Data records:
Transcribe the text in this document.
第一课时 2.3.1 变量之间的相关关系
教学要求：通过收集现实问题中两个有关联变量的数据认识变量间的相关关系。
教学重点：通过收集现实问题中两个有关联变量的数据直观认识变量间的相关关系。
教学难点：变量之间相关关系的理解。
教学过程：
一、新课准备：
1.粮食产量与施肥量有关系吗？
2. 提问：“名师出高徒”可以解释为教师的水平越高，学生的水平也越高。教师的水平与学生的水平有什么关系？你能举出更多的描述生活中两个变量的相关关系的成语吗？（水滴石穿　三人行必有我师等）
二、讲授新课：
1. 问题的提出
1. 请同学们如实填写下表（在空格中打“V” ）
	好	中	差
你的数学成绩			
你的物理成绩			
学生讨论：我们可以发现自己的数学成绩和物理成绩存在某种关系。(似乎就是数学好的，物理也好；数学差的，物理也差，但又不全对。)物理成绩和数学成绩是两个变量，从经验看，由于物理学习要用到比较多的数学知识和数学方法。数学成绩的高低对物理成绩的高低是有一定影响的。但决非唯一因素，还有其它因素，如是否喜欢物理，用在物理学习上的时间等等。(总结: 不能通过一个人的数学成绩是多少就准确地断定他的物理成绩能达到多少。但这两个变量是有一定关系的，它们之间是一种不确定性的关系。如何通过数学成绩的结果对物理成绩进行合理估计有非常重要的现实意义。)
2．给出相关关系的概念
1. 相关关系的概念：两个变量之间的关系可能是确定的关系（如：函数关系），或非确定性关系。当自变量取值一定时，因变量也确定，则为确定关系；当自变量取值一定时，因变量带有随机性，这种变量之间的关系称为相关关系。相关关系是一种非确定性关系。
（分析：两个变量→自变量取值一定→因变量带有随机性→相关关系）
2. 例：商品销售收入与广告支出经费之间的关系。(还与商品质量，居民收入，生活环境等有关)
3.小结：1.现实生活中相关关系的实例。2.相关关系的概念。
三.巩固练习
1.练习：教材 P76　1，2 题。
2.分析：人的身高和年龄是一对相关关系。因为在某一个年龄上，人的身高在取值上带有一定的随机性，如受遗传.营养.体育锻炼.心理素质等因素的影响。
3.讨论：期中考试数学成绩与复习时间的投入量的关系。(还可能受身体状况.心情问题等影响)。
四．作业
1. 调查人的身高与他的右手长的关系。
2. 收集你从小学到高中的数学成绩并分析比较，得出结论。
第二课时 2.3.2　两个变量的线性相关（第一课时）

__Goal__: Reproduce the entries above exactly.

__Solution to the exercise__:
Transcribe the text in this document.
第一课时 2.3.1 变量之间的相关关系
教学要求：通过收集现实问题中两个有关联变量的数据认识变量间的相关关系。
教学重点：通过收集现实问题中两个有关联变量的数据直观认识变量间的相关关系。
教学难点：变量之间相关关系的理解。
教学过程：
一、新课准备：
1.粮食产量与施肥量有关系吗？
2. 提问：“名师出高徒”可以解释为教师的水平越高，学生的水平也越高。教师的水平与学生的水平有什么关系？你能举出更多的描述生活中两个变量的相关关系的成语吗？（水滴石穿　三人行必有我师等）
二、讲授新课：
1. 问题的提出
1. 请同学们如实填写下表（在空格中打“V” ）
	好	中	差
你的数学成绩			
你的物理成绩			
学生讨论：我们可以发现自己的数学成绩和物理成绩存在某种关系。(似乎就是数学好的，物理也好；数学差的，物理也差，但又不全对。)物理成绩和数学成绩是两个变量，从经验看，由于物理学习要用到比较多的数学知识和数学方法。数学成绩的高低对物理成绩的高低是有一定影响的。但决非唯一因素，还有其它因素，如是否喜欢物理，用在物理学习上的时间等等。(总结: 不能通过一个人的数学成绩是多少就准确地断定他的物理成绩能达到多少。但这两个变量是有一定关系的，它们之间是一种不确定性的关系。如何通过数学成绩的结果对物理成绩进行合理估计有非常重要的现实意义。)
2．给出相关关系的概念
1. 相关关系的概念：两个变量之间的关系可能是确定的关系（如：函数关系），或非确定性关系。当自变量取值一定时，因变量也确定，则为确定关系；当自变量取值一定时，因变量带有随机性，这种变量之间的关系称为相关关系。相关关系是一种非确定性关系。
（分析：两个变量→自变量取值一定→因变量带有随机性→相关关系）
2. 例：商品销售收入与广告支出经费之间的关系。(还与商品质量，居民收入，生活环境等有关)
3.小结：1.现实生活中相关关系的实例。2.相关关系的概念。
三.巩固练习
1.练习：教材 P76　1，2 题。
2.分析：人的身高和年龄是一对相关关系。因为在某一个年龄上，人的身高在取值上带有一定的随机性，如受遗传.营养.体育锻炼.心理素质等因素的影响。
3.讨论：期中考试数学成绩与复习时间的投入量的关系。(还可能受身体状况.心情问题等影响)。
四．作业
1. 调查人的身高与他的右手长的关系。
2. 收集你从小学到高中的数学成绩并分析比较，得出结论。
第二课时 2.3.2　两个变量的线性相关（第一课时）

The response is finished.